> **Exercise description**: Return a copy of each line that holds the string "探究博弈关系的影响因素和机制".

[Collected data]

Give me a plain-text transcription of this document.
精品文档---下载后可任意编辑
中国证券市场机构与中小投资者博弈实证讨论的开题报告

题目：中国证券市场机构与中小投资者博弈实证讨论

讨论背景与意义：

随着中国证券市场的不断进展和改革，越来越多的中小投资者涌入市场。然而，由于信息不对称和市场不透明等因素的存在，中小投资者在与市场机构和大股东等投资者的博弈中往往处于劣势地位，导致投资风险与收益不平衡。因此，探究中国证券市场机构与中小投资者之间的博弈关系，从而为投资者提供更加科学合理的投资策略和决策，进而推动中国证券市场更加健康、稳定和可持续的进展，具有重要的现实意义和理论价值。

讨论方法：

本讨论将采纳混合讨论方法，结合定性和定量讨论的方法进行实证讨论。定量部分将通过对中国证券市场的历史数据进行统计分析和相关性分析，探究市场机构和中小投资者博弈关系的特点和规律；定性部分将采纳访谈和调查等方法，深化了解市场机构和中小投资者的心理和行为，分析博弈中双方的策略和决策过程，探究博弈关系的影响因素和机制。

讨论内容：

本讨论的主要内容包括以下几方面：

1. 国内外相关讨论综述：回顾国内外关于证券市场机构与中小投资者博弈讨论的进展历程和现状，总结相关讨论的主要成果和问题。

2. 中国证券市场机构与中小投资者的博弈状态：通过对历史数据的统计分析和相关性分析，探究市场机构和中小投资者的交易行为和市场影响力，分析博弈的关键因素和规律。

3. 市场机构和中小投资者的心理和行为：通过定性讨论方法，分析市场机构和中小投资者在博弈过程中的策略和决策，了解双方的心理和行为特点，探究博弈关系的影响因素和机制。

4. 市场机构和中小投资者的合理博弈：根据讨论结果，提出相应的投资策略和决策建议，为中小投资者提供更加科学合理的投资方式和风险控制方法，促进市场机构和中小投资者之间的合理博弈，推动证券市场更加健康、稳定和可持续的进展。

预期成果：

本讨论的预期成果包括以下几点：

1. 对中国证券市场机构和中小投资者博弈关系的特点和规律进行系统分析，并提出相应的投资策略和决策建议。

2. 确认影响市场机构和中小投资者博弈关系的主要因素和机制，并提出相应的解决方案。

> **Solution for this problem**:
本讨论将采纳混合讨论方法，结合定性和定量讨论的方法进行实证讨论。定量部分将通过对中国证券市场的历史数据进行统计分析和相关性分析，探究市场机构和中小投资者博弈关系的特点和规律；定性部分将采纳访谈和调查等方法，深化了解市场机构和中小投资者的心理和行为，分析博弈中双方的策略和决策过程，探究博弈关系的影响因素和机制。
3. 市场机构和中小投资者的心理和行为：通过定性讨论方法，分析市场机构和中小投资者在博弈过程中的策略和决策，了解双方的心理和行为特点，探究博弈关系的影响因素和机制。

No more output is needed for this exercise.